The problem :: Gather each line in the entries that includes the string "color".

Records from a dataset

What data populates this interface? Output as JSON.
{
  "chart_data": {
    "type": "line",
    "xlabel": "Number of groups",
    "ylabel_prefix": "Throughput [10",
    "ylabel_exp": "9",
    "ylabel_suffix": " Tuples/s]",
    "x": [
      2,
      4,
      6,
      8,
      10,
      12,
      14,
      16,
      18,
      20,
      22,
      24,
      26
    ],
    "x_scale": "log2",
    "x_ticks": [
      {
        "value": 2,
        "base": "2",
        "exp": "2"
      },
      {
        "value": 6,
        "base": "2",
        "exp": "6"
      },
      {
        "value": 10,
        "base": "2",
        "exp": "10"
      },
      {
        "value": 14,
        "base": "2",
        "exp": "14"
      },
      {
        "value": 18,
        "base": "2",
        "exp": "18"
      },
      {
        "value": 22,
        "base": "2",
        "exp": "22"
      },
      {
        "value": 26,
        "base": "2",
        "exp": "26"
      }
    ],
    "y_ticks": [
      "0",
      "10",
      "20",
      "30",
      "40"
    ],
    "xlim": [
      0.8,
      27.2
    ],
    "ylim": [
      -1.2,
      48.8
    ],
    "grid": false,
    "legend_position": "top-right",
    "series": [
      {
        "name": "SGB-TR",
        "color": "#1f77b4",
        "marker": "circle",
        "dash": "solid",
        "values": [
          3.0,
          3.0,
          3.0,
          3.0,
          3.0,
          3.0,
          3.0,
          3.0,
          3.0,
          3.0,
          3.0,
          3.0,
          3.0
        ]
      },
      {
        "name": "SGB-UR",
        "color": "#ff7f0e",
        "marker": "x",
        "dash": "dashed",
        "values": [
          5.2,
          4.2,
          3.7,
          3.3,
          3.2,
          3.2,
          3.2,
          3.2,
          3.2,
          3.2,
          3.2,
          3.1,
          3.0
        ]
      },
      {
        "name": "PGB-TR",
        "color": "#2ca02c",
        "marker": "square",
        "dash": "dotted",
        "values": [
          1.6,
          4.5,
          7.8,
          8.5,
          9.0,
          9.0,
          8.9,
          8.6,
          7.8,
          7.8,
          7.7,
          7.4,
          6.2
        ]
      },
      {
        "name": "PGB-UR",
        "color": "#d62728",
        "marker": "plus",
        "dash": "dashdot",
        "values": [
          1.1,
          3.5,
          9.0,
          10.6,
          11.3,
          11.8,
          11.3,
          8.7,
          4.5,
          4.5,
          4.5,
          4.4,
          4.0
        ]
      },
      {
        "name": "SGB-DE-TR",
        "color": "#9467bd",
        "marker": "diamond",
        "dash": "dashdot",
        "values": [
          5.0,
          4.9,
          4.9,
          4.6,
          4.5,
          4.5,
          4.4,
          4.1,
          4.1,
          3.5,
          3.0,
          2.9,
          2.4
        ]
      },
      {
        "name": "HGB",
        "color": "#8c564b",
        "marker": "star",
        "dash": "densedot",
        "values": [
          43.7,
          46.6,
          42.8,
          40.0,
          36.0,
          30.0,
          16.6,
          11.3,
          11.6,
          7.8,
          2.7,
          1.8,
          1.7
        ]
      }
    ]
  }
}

The answer ::
        "color": "#1f77b4",
        "color": "#ff7f0e",
        "color": "#2ca02c",
        "color": "#d62728",
        "color": "#9467bd",
        "color": "#8c564b",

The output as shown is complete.